Show all lines of the listing that hold the word "JSON".

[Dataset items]
#####

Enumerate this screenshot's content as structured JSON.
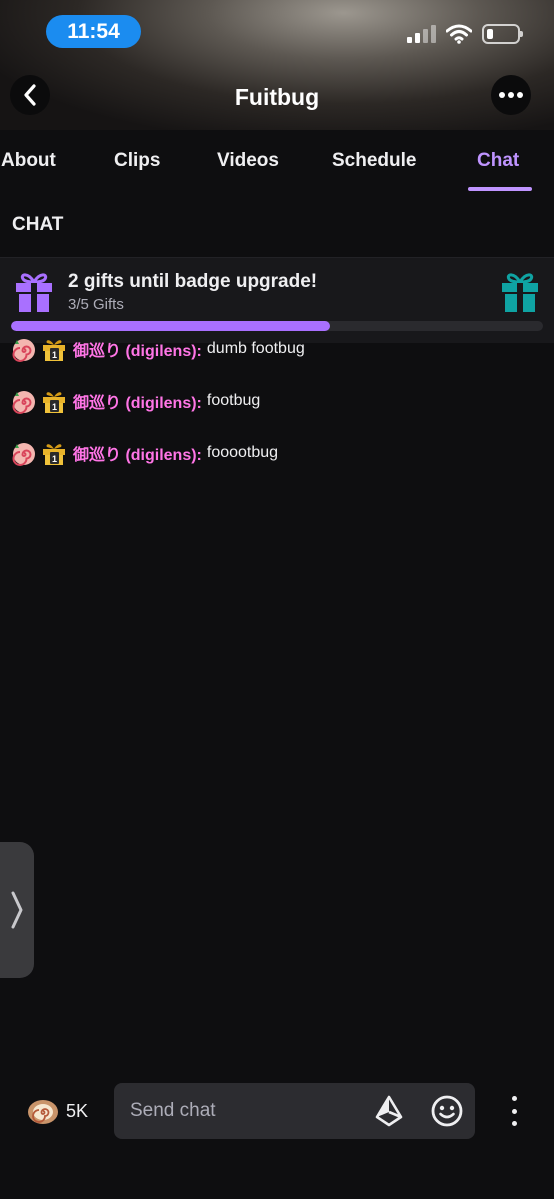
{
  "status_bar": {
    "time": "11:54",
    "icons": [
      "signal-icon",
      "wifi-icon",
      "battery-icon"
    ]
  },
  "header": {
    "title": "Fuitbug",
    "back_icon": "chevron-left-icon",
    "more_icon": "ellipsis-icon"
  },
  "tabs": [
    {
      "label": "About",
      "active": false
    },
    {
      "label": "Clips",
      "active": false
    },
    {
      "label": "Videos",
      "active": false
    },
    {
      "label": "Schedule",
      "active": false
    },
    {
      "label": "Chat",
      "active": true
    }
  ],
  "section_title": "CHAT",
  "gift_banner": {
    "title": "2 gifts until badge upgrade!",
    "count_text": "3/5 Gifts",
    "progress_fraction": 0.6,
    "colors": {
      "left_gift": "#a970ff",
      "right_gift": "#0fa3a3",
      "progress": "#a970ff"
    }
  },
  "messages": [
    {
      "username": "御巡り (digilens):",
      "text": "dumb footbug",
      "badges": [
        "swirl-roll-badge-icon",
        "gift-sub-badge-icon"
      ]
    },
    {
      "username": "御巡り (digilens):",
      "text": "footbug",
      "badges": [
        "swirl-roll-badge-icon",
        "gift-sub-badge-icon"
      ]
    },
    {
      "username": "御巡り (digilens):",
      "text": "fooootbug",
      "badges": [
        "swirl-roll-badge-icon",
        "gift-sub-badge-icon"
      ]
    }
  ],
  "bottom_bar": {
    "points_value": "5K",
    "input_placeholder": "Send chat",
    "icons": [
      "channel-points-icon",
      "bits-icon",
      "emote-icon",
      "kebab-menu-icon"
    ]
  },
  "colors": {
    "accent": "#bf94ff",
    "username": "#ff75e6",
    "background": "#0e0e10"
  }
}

#####

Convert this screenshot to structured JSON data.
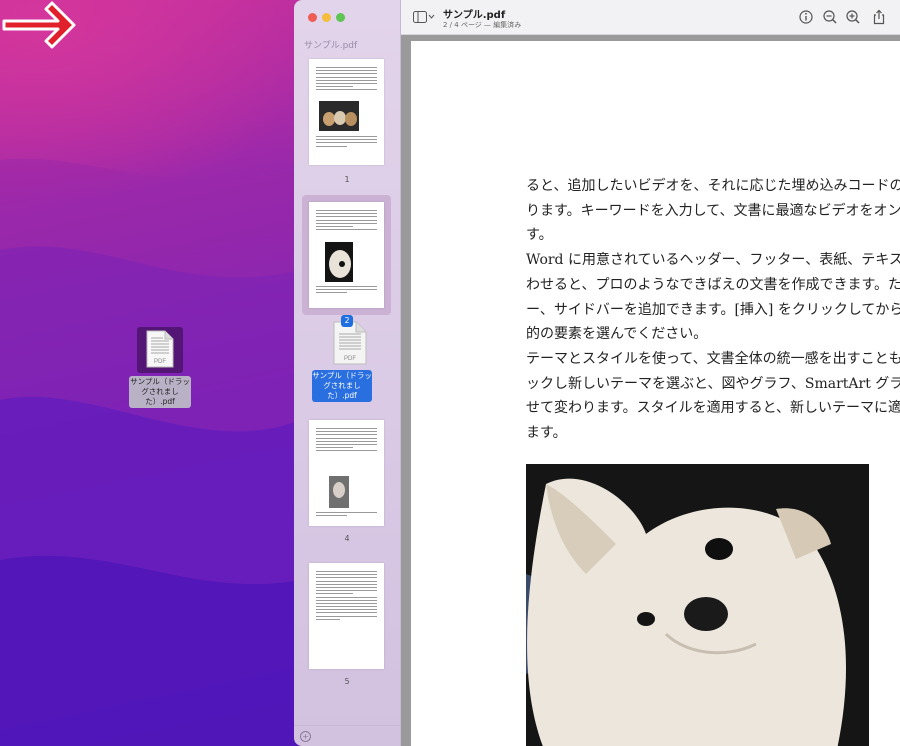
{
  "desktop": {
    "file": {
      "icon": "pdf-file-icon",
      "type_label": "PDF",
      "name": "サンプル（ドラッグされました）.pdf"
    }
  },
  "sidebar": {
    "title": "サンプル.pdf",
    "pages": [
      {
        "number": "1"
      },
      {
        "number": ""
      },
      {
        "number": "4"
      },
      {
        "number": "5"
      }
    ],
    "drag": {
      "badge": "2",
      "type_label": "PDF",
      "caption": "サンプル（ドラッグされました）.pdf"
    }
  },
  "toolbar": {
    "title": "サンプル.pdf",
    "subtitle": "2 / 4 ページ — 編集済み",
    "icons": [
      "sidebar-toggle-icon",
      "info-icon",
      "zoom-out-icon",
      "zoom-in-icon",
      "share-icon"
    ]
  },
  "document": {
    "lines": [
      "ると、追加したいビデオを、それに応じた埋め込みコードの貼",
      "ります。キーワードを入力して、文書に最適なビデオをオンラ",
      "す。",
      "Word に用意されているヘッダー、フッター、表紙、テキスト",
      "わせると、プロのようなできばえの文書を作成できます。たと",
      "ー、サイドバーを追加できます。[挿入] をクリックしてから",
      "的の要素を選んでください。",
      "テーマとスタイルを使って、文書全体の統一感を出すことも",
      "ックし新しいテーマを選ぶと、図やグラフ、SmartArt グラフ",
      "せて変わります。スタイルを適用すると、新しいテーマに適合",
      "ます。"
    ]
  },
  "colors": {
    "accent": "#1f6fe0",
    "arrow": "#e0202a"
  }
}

#####

EXERCISE ANSWER:
Enumerate this screenshot's content as structured JSON.
Convert this screenshot to structured JSON data.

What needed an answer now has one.